[Stored data]

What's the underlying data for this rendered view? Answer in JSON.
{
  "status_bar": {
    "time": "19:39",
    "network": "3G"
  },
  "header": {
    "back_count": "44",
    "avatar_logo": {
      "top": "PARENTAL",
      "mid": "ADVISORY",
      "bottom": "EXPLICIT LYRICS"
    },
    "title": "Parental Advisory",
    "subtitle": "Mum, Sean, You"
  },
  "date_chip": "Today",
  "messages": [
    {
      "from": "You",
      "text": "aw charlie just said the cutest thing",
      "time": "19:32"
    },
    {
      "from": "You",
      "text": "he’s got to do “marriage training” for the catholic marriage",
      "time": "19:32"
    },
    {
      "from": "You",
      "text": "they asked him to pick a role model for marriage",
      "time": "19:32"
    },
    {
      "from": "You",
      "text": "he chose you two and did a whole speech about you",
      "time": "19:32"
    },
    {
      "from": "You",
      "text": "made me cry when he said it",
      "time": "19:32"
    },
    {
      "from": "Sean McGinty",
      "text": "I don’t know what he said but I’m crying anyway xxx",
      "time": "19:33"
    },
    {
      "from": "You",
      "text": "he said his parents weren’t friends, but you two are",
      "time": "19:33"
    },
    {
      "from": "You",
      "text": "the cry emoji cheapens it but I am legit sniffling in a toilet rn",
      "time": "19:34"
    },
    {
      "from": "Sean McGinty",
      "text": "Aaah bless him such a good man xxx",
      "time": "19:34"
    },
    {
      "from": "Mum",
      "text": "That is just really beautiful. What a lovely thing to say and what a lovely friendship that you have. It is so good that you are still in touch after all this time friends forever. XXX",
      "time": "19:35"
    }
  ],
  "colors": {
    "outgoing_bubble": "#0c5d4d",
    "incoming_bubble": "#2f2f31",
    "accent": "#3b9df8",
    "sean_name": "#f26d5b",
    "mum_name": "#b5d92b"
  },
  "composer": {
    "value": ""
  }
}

== What the exercise asks ==
Type out the full listing again, exactly as given.

== Solution for this task ==
What's the underlying data for this rendered view? Answer in JSON.
{
  "status_bar": {
    "time": "19:39",
    "network": "3G"
  },
  "header": {
    "back_count": "44",
    "avatar_logo": {
      "top": "PARENTAL",
      "mid": "ADVISORY",
      "bottom": "EXPLICIT LYRICS"
    },
    "title": "Parental Advisory",
    "subtitle": "Mum, Sean, You"
  },
  "date_chip": "Today",
  "messages": [
    {
      "from": "You",
      "text": "aw charlie just said the cutest thing",
      "time": "19:32"
    },
    {
      "from": "You",
      "text": "he’s got to do “marriage training” for the catholic marriage",
      "time": "19:32"
    },
    {
      "from": "You",
      "text": "they asked him to pick a role model for marriage",
      "time": "19:32"
    },
    {
      "from": "You",
      "text": "he chose you two and did a whole speech about you",
      "time": "19:32"
    },
    {
      "from": "You",
      "text": "made me cry when he said it",
      "time": "19:32"
    },
    {
      "from": "Sean McGinty",
      "text": "I don’t know what he said but I’m crying anyway xxx",
      "time": "19:33"
    },
    {
      "from": "You",
      "text": "he said his parents weren’t friends, but you two are",
      "time": "19:33"
    },
    {
      "from": "You",
      "text": "the cry emoji cheapens it but I am legit sniffling in a toilet rn",
      "time": "19:34"
    },
    {
      "from": "Sean McGinty",
      "text": "Aaah bless him such a good man xxx",
      "time": "19:34"
    },
    {
      "from": "Mum",
      "text": "That is just really beautiful. What a lovely thing to say and what a lovely friendship that you have. It is so good that you are still in touch after all this time friends forever. XXX",
      "time": "19:35"
    }
  ],
  "colors": {
    "outgoing_bubble": "#0c5d4d",
    "incoming_bubble": "#2f2f31",
    "accent": "#3b9df8",
    "sean_name": "#f26d5b",
    "mum_name": "#b5d92b"
  },
  "composer": {
    "value": ""
  }
}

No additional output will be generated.